**EXCERPTED DATA**
>> BEGIN

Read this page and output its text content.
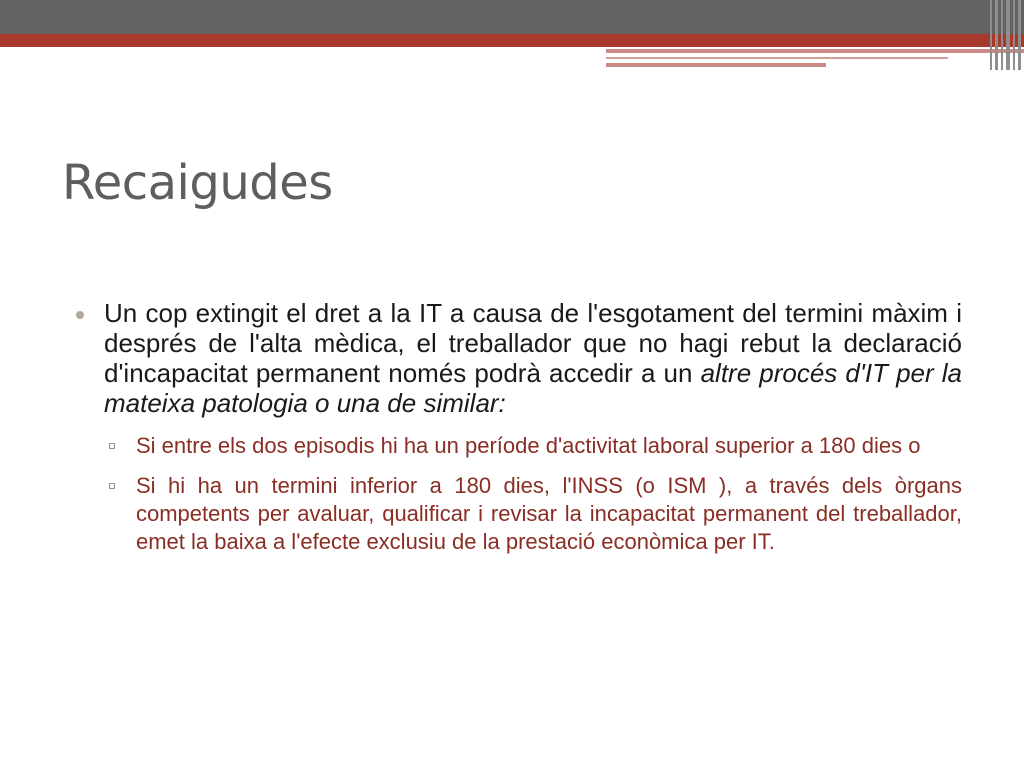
Recaigudes

Un cop extingit el dret a la IT a causa de l'esgotament del termini màxim i després de l'alta mèdica, el treballador que no hagi rebut la declaració d'incapacitat permanent només podrà accedir a un altre procés d'IT per la mateixa patologia o una de similar:

Si entre els dos episodis hi ha un període d'activitat laboral superior a 180 dies o

Si hi ha un termini inferior a 180 dies, l'INSS (o ISM ), a través dels òrgans competents per avaluar, qualificar i revisar la incapacitat permanent del treballador, emet la baixa a l'efecte exclusiu de la prestació econòmica per IT.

>> END

**WORK TO COMPLETE**
Make an exact copy of all the material, but keep the pictures out of it.

**FULL RESPONSE**
Read this page and output its text content.
Recaigudes

Un cop extingit el dret a la IT a causa de l'esgotament del termini màxim i després de l'alta mèdica, el treballador que no hagi rebut la declaració d'incapacitat permanent només podrà accedir a un altre procés d'IT per la mateixa patologia o una de similar:

Si entre els dos episodis hi ha un període d'activitat laboral superior a 180 dies o

Si hi ha un termini inferior a 180 dies, l'INSS (o ISM ), a través dels òrgans competents per avaluar, qualificar i revisar la incapacitat permanent del treballador, emet la baixa a l'efecte exclusiu de la prestació econòmica per IT.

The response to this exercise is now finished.